• [What is being asked]
Please repeat every entry exactly as given, apart from dropping the images.

• [Supplied records]
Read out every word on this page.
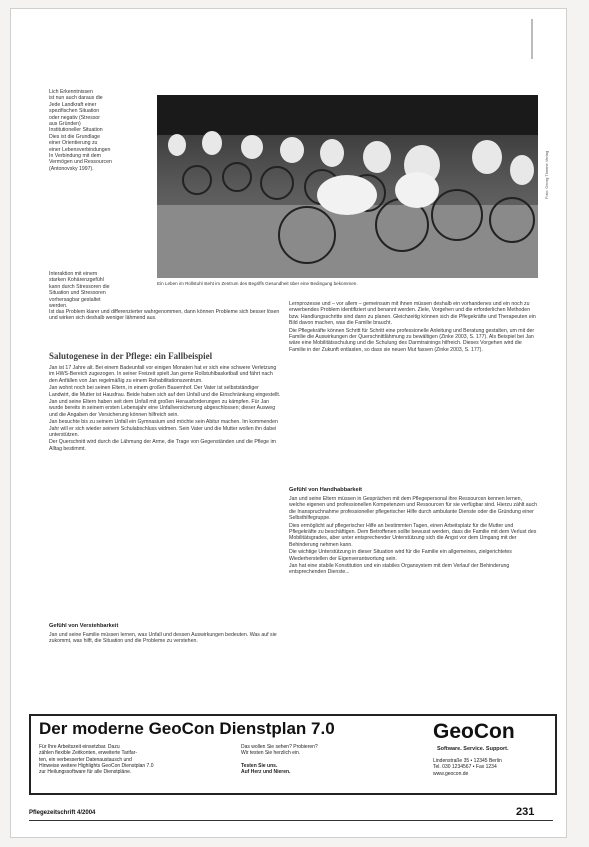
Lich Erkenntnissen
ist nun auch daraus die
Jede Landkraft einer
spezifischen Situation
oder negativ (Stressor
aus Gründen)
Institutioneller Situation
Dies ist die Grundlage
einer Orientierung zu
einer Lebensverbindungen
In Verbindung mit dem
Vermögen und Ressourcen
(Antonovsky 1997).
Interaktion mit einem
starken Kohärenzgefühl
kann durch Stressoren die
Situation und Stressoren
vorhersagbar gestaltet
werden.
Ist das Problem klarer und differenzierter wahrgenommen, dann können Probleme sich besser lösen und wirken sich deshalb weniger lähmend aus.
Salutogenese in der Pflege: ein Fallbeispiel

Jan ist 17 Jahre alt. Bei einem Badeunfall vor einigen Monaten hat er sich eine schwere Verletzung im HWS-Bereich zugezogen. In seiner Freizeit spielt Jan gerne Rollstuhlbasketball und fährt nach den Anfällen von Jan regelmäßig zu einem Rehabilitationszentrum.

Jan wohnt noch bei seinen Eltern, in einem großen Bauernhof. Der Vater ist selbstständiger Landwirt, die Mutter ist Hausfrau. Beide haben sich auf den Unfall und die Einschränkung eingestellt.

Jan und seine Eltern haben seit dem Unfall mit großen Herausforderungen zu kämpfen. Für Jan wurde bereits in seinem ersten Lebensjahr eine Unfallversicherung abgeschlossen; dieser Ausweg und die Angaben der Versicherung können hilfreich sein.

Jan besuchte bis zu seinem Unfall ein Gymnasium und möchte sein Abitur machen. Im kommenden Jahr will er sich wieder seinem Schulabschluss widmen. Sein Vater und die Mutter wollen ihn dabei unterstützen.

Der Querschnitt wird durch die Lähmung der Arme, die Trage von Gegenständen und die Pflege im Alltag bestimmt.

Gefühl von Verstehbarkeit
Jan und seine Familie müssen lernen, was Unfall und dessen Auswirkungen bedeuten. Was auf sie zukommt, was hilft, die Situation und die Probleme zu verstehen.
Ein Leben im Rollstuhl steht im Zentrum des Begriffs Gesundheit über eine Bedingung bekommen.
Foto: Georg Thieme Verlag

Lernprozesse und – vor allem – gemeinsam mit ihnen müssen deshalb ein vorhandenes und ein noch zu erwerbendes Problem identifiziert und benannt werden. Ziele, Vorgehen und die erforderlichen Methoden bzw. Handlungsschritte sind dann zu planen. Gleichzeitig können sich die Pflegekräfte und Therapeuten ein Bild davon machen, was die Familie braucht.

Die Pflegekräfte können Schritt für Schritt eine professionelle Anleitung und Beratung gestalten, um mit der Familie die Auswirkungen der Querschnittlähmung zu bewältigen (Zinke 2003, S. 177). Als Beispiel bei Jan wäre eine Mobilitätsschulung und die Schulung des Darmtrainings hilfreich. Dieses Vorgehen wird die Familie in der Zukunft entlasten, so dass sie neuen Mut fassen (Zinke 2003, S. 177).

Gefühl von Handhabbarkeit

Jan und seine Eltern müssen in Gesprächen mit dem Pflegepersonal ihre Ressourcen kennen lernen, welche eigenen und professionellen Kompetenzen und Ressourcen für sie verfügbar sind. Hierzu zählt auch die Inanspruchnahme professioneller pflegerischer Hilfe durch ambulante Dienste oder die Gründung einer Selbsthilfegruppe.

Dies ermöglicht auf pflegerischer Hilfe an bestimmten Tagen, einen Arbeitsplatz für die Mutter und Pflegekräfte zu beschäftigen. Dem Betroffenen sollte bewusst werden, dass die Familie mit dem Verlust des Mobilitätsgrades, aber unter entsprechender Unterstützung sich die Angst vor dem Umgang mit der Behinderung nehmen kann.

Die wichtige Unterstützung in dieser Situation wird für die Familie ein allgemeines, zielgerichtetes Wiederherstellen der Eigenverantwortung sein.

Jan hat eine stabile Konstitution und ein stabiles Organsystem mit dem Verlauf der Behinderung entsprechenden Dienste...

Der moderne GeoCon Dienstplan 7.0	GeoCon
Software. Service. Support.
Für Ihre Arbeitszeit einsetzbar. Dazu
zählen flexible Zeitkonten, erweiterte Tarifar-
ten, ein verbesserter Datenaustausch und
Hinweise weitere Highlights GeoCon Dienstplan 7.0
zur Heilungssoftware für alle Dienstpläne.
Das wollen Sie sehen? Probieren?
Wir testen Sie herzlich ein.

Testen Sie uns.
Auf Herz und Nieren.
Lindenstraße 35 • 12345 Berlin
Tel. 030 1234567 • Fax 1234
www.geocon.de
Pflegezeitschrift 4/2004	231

• [Solved problem]
Read out every word on this page.
Lich Erkenntnissen
ist nun auch daraus die
Jede Landkraft einer
spezifischen Situation
oder negativ (Stressor
aus Gründen)
Institutioneller Situation
Dies ist die Grundlage
einer Orientierung zu
einer Lebensverbindungen
In Verbindung mit dem
Vermögen und Ressourcen
(Antonovsky 1997).
Interaktion mit einem
starken Kohärenzgefühl
kann durch Stressoren die
Situation und Stressoren
vorhersagbar gestaltet
werden.
Ist das Problem klarer und differenzierter wahrgenommen, dann können Probleme sich besser lösen und wirken sich deshalb weniger lähmend aus.
Salutogenese in der Pflege: ein Fallbeispiel

Jan ist 17 Jahre alt. Bei einem Badeunfall vor einigen Monaten hat er sich eine schwere Verletzung im HWS-Bereich zugezogen. In seiner Freizeit spielt Jan gerne Rollstuhlbasketball und fährt nach den Anfällen von Jan regelmäßig zu einem Rehabilitationszentrum.

Jan wohnt noch bei seinen Eltern, in einem großen Bauernhof. Der Vater ist selbstständiger Landwirt, die Mutter ist Hausfrau. Beide haben sich auf den Unfall und die Einschränkung eingestellt.

Jan und seine Eltern haben seit dem Unfall mit großen Herausforderungen zu kämpfen. Für Jan wurde bereits in seinem ersten Lebensjahr eine Unfallversicherung abgeschlossen; dieser Ausweg und die Angaben der Versicherung können hilfreich sein.

Jan besuchte bis zu seinem Unfall ein Gymnasium und möchte sein Abitur machen. Im kommenden Jahr will er sich wieder seinem Schulabschluss widmen. Sein Vater und die Mutter wollen ihn dabei unterstützen.

Der Querschnitt wird durch die Lähmung der Arme, die Trage von Gegenständen und die Pflege im Alltag bestimmt.

Gefühl von Verstehbarkeit
Jan und seine Familie müssen lernen, was Unfall und dessen Auswirkungen bedeuten. Was auf sie zukommt, was hilft, die Situation und die Probleme zu verstehen.
Ein Leben im Rollstuhl steht im Zentrum des Begriffs Gesundheit über eine Bedingung bekommen.
Foto: Georg Thieme Verlag

Lernprozesse und – vor allem – gemeinsam mit ihnen müssen deshalb ein vorhandenes und ein noch zu erwerbendes Problem identifiziert und benannt werden. Ziele, Vorgehen und die erforderlichen Methoden bzw. Handlungsschritte sind dann zu planen. Gleichzeitig können sich die Pflegekräfte und Therapeuten ein Bild davon machen, was die Familie braucht.

Die Pflegekräfte können Schritt für Schritt eine professionelle Anleitung und Beratung gestalten, um mit der Familie die Auswirkungen der Querschnittlähmung zu bewältigen (Zinke 2003, S. 177). Als Beispiel bei Jan wäre eine Mobilitätsschulung und die Schulung des Darmtrainings hilfreich. Dieses Vorgehen wird die Familie in der Zukunft entlasten, so dass sie neuen Mut fassen (Zinke 2003, S. 177).

Gefühl von Handhabbarkeit

Jan und seine Eltern müssen in Gesprächen mit dem Pflegepersonal ihre Ressourcen kennen lernen, welche eigenen und professionellen Kompetenzen und Ressourcen für sie verfügbar sind. Hierzu zählt auch die Inanspruchnahme professioneller pflegerischer Hilfe durch ambulante Dienste oder die Gründung einer Selbsthilfegruppe.

Dies ermöglicht auf pflegerischer Hilfe an bestimmten Tagen, einen Arbeitsplatz für die Mutter und Pflegekräfte zu beschäftigen. Dem Betroffenen sollte bewusst werden, dass die Familie mit dem Verlust des Mobilitätsgrades, aber unter entsprechender Unterstützung sich die Angst vor dem Umgang mit der Behinderung nehmen kann.

Die wichtige Unterstützung in dieser Situation wird für die Familie ein allgemeines, zielgerichtetes Wiederherstellen der Eigenverantwortung sein.

Jan hat eine stabile Konstitution und ein stabiles Organsystem mit dem Verlauf der Behinderung entsprechenden Dienste...

Der moderne GeoCon Dienstplan 7.0	GeoCon
Software. Service. Support.
Für Ihre Arbeitszeit einsetzbar. Dazu
zählen flexible Zeitkonten, erweiterte Tarifar-
ten, ein verbesserter Datenaustausch und
Hinweise weitere Highlights GeoCon Dienstplan 7.0
zur Heilungssoftware für alle Dienstpläne.
Das wollen Sie sehen? Probieren?
Wir testen Sie herzlich ein.

Testen Sie uns.
Auf Herz und Nieren.
Lindenstraße 35 • 12345 Berlin
Tel. 030 1234567 • Fax 1234
www.geocon.de
Pflegezeitschrift 4/2004	231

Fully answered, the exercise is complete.